What to work on: Count how many lines have the word "text" in them. Reply with that number by itself.

Collected data:
╭──

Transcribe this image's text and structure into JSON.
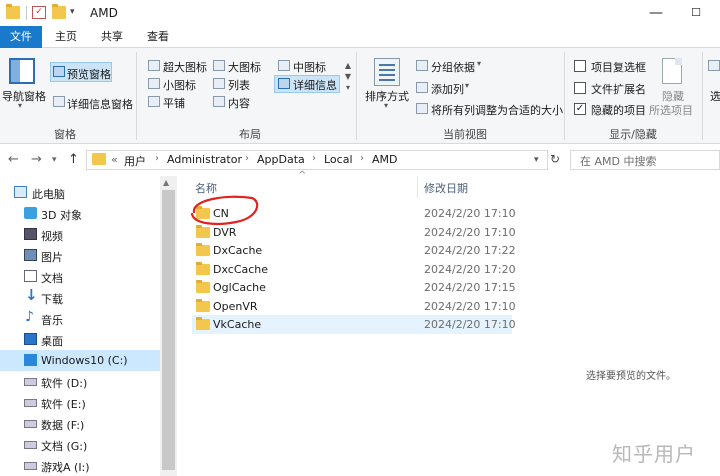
{
  "window": {
    "title": "AMD",
    "controls": {
      "minimize": "—",
      "maximize": "☐"
    }
  },
  "tabs": [
    "文件",
    "主页",
    "共享",
    "查看"
  ],
  "ribbon": {
    "groups": {
      "panes": {
        "label": "窗格",
        "nav_pane": "导航窗格",
        "preview_pane": "预览窗格",
        "details_pane": "详细信息窗格"
      },
      "layout": {
        "label": "布局",
        "items": [
          "超大图标",
          "大图标",
          "中图标",
          "小图标",
          "列表",
          "详细信息",
          "平铺",
          "内容"
        ]
      },
      "current_view": {
        "label": "当前视图",
        "sort_by": "排序方式",
        "group_by": "分组依据",
        "add_column": "添加列",
        "fit_columns": "将所有列调整为合适的大小"
      },
      "show_hide": {
        "label": "显示/隐藏",
        "item_checkboxes": {
          "text": "项目复选框",
          "checked": false
        },
        "file_extensions": {
          "text": "文件扩展名",
          "checked": false
        },
        "hidden_items": {
          "text": "隐藏的项目",
          "checked": true
        },
        "hide_selected_1": "隐藏",
        "hide_selected_2": "所选项目",
        "options_partial": "选"
      }
    }
  },
  "address": {
    "prefix": "«",
    "crumbs": [
      "用户",
      "Administrator",
      "AppData",
      "Local",
      "AMD"
    ],
    "search_placeholder": "在 AMD 中搜索"
  },
  "nav_items": [
    {
      "label": "此电脑",
      "icon": "computer-icon"
    },
    {
      "label": "3D 对象",
      "icon": "3d-objects-icon"
    },
    {
      "label": "视频",
      "icon": "video-icon"
    },
    {
      "label": "图片",
      "icon": "pictures-icon"
    },
    {
      "label": "文档",
      "icon": "documents-icon"
    },
    {
      "label": "下载",
      "icon": "download-icon"
    },
    {
      "label": "音乐",
      "icon": "music-icon"
    },
    {
      "label": "桌面",
      "icon": "desktop-icon"
    },
    {
      "label": "Windows10 (C:)",
      "icon": "windows-drive-icon"
    },
    {
      "label": "软件 (D:)",
      "icon": "drive-icon"
    },
    {
      "label": "软件 (E:)",
      "icon": "drive-icon"
    },
    {
      "label": "数据 (F:)",
      "icon": "drive-icon"
    },
    {
      "label": "文档 (G:)",
      "icon": "drive-icon"
    },
    {
      "label": "游戏A (I:)",
      "icon": "drive-icon"
    }
  ],
  "columns": {
    "name": "名称",
    "date": "修改日期"
  },
  "files": [
    {
      "name": "CN",
      "date": "2024/2/20 17:10"
    },
    {
      "name": "DVR",
      "date": "2024/2/20 17:10"
    },
    {
      "name": "DxCache",
      "date": "2024/2/20 17:22"
    },
    {
      "name": "DxcCache",
      "date": "2024/2/20 17:20"
    },
    {
      "name": "OglCache",
      "date": "2024/2/20 17:15"
    },
    {
      "name": "OpenVR",
      "date": "2024/2/20 17:10"
    },
    {
      "name": "VkCache",
      "date": "2024/2/20 17:10"
    }
  ],
  "preview_message": "选择要预览的文件。",
  "watermark": "知乎用户"
}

╰──

Reply to the exercise: 4